▶ **SOURCE TEXT**
■ ■ ■ ■ ■ ■ ■
Modelling intra and inter variance for participants across conditions

Let’s say we run an experiment with two conditions. In one condition participants all agree on the rating which is typically 3 on a scale of 1-5 but in the other, there is disagreement and half the people will typically rate 2 and the other half will rate 4. I have created a simulated dataset which yields this hypothetical scenario but I a bit in doubt of how to quantify this difference.

# Inter and intra variance simulated data

# Simulate data with the below functions
simulate_data <- function(mean_value, sd_value, draws) {
  random_numbers <- rnorm(draws, mean = mean_value, sd = sd_value)
  break_points <- c(-Inf, 1, 2, 3, 4, Inf)
  category_ACR <- cut(random_numbers, breaks = break_points, labels = c("1", "2", "3", "4", "5"))
  num_ACR <- as.numeric(category_ACR)
  hist(num_ACR)
  print(paste("Mean: ", mean(num_ACR)))
  print(paste("SD: ", sd(num_ACR)))
  return(num_ACR)
}

generate_ratings <- function(norm, n) {
  return(sample(norm, n))
}

generate_data <- function() {
  data <- data.frame(Participant = integer(), Condition = character(), Rating = numeric())
  for (i in 1:50) {
    ratings1 <- generate_ratings(norm2.5, 20)
    ratings2 <- if (i <= 25) generate_ratings(norm2, 20) else generate_ratings(norm3, 20)
    data <- rbind(data, data.frame(Participant = rep(i, 40), Condition = rep(c("Condition1", "Condition2"), each = 20), Rating = c(ratings1, ratings2)))
  }
  return(data)
}

mean_value <- 2
sd_value <- 1
draws <- 10000
norm2.5 <- simulate_data(2.5, sd_value, draws*2)
norm2 <- simulate_data(2, 0.85, draws)
norm3 <- simulate_data(3, 0.85, draws)
data <- generate_data()

# BRMS
GausIndCon <- brm(
  formula = bf(Rating ~ -1 + Condition+ (Condition|Participant),
               sigma ~ Condition),
  data = data,
  family = gaussian(),
  chains = 2,
  cores = 4,
  iter = 4000,
  warmup = 1000
)

consub <- make_conditions(data, vars =c("Condition"))
conditional_effects(
  GausIndCon,
  "Participant", 
  conditions = consub,
  re_formula = NULL, ordinal = F
)

When I model this data I see that the mean rating and the variance across conditions are more or less the same:

However, when I plot each participant I can visually see the difference between the conditions easily:

I am in doubt how to quantify this difference, and in my attempt to model the sigma directly I am surprisingly being told that condition 2 has a lower sigma:
sigma_ConditionCondition2 -0.17

In the cases I wish to model I have more than 2 conditions and there is not so obvious a difference, but I believe some conditions will have more individual disagreements than others.

All tips and help on how to quantify/test this will be extremely welcome. Thanks for reading.

Howdy!

This has to do with the way that you have programmed your sim (I didn’t look at it very close) and the particular plots that you making here. Try making a plot of the raw data (this is not the prettiest plot, but it does the job):

ggplot(data, aes(x=Participant, y=Rating, color=Participant)) + geom_jitter(height=0) + facet_wrap(~Condition)


Also, check the sd in the raw data for each condition:
image

As you can see, the sd for both conditions is pretty similar. However, notice that in your model results, the estimated sd for the varying slope for Condition is around 0.5. The plots that you make above, are of the mean rating for each participant for each Condition (with partial pooling). This is not the same as the sd for each Condition. The variability that you are seeing in your second plot is described in the sd for the varying slope for Condition.
■ ■ ■ ■ ■ ■ ■
▶ **GIVEN MATERIAL**
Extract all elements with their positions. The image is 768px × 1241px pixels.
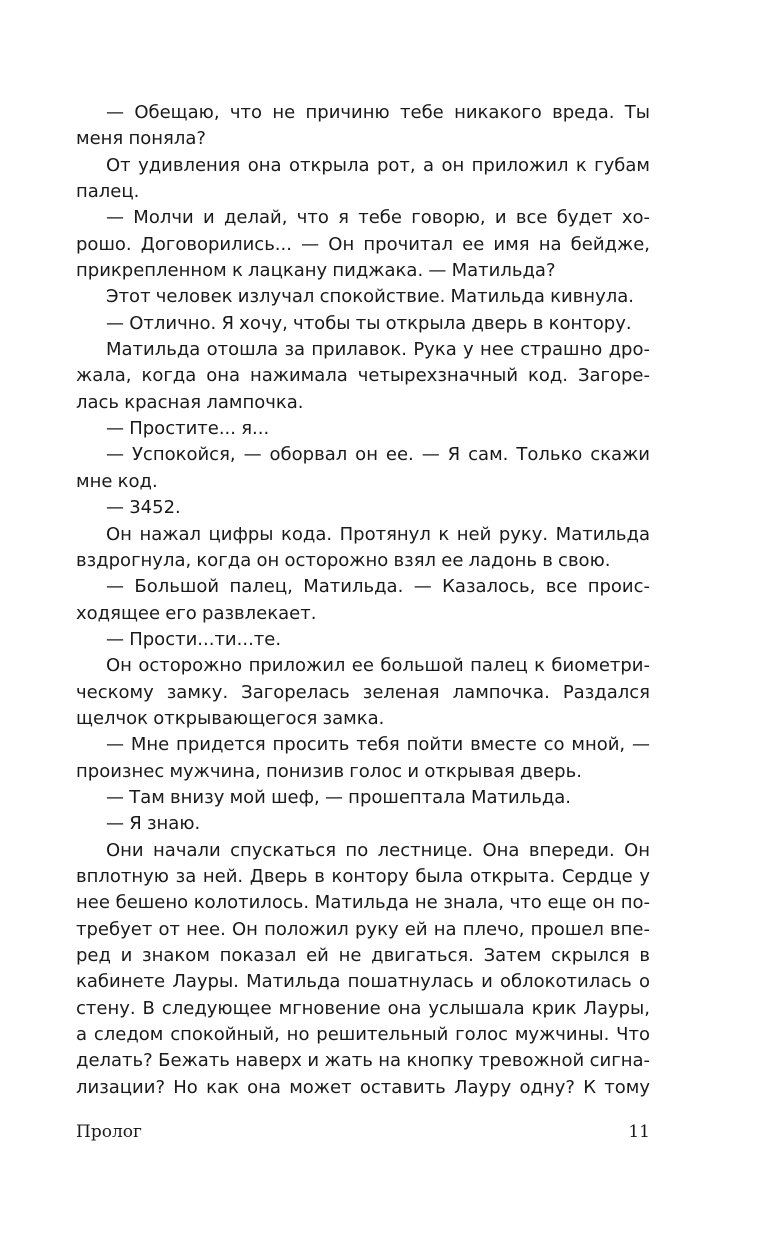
■ ■ ■ ■ ■ ■ ■
▶ **TASKS AND EXERCISES**
[a] In the forum thread, about what value does the reply give for the model's estimated sd for the varying slope for Condition?
[b] Reproduce the stretch of the forum thread from "category_ACR <- cut(random_numbers, breaks" through "return(sample(norm, n))" word for word.

▶ **CORRECT ANSWERS**
[a] Around 0.5.

[b]
category_ACR <- cut(random_numbers, breaks = break_points, labels = c("1", "2", "3", "4", "5"))
  num_ACR <- as.numeric(category_ACR)
  hist(num_ACR)
  print(paste("Mean: ", mean(num_ACR)))
  print(paste("SD: ", sd(num_ACR)))
  return(num_ACR)
}

generate_ratings <- function(norm, n) {
  return(sample(norm, n))